◆ **SET EXERCISE**: Hunt for the word "header" across the entries below, copying each line that holds it.

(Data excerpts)
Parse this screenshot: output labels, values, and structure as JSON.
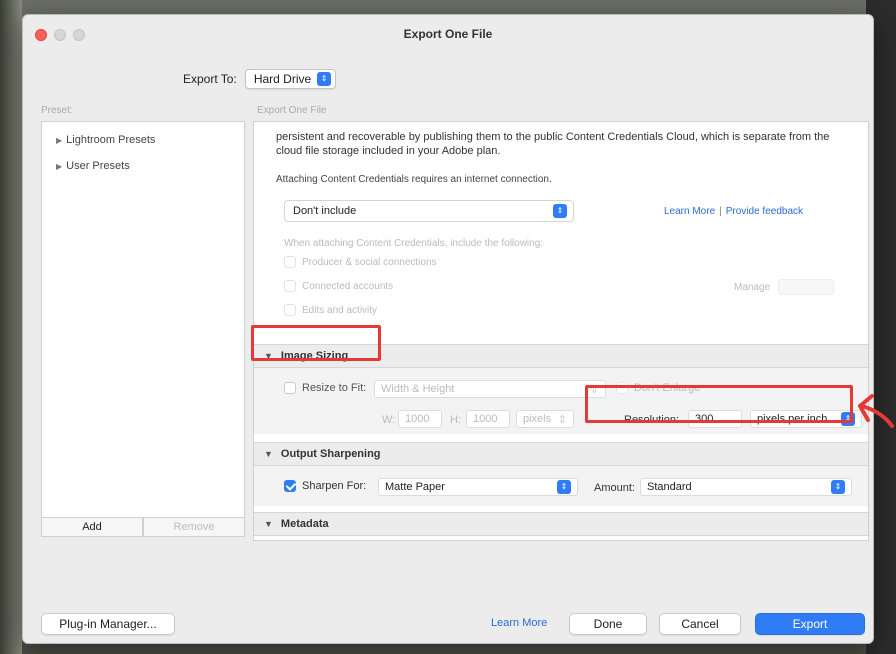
{
  "window": {
    "title": "Export One File"
  },
  "export_to": {
    "label": "Export To:",
    "value": "Hard Drive"
  },
  "presets": {
    "group_label": "Preset:",
    "items": [
      "Lightroom Presets",
      "User Presets"
    ],
    "add_label": "Add",
    "remove_label": "Remove"
  },
  "panel": {
    "group_label": "Export One File",
    "credentials_text": "persistent and recoverable by publishing them to the public Content Credentials Cloud, which is separate from the cloud file storage included in your Adobe plan.",
    "attaching_text": "Attaching Content Credentials requires an internet connection.",
    "include_dropdown": "Don't include",
    "learn_more": "Learn More",
    "link_separator": "|",
    "provide_feedback": "Provide feedback",
    "when_attaching": "When attaching Content Credentials, include the following:",
    "producer_label": "Producer & social connections",
    "connected_accounts": "Connected accounts",
    "edits_activity": "Edits and activity",
    "manage_label": "Manage"
  },
  "image_sizing": {
    "header": "Image Sizing",
    "resize_label": "Resize to Fit:",
    "resize_value": "Width & Height",
    "dont_enlarge": "Don't Enlarge",
    "w_label": "W:",
    "w_value": "1000",
    "h_label": "H:",
    "h_value": "1000",
    "units": "pixels",
    "resolution_label": "Resolution:",
    "resolution_value": "300",
    "resolution_units": "pixels per inch"
  },
  "output_sharpening": {
    "header": "Output Sharpening",
    "sharpen_label": "Sharpen For:",
    "sharpen_value": "Matte Paper",
    "amount_label": "Amount:",
    "amount_value": "Standard"
  },
  "metadata": {
    "header": "Metadata"
  },
  "footer": {
    "plugin_manager": "Plug-in Manager...",
    "learn_more": "Learn More",
    "done": "Done",
    "cancel": "Cancel",
    "export": "Export"
  },
  "colors": {
    "accent": "#2f7cf6",
    "highlight": "#e53935"
  }
}
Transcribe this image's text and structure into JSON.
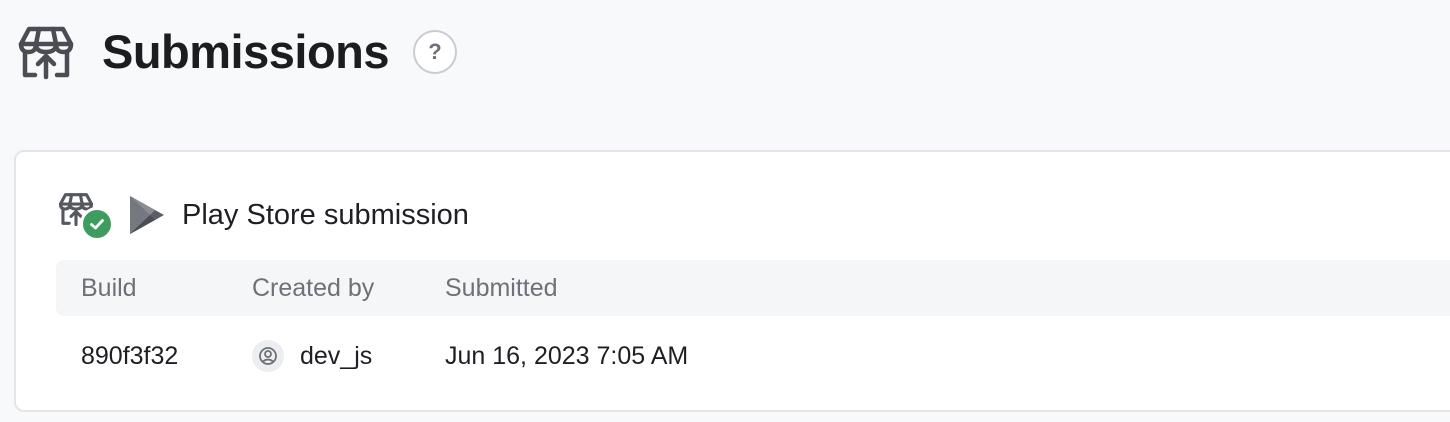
{
  "page": {
    "title": "Submissions",
    "help_label": "?",
    "icon": "store-upload-icon"
  },
  "submission": {
    "title": "Play Store submission",
    "status": "success",
    "status_color": "#3e9d5e",
    "platform_icon": "play-store-icon",
    "columns": [
      "Build",
      "Created by",
      "Submitted"
    ],
    "row": {
      "build": "890f3f32",
      "created_by": "dev_js",
      "submitted": "Jun 16, 2023 7:05 AM"
    }
  }
}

◆ **WRITTEN SOLUTION**:
    "header": "Image Sizing",
    "header": "Output Sharpening",
    "header": "Metadata"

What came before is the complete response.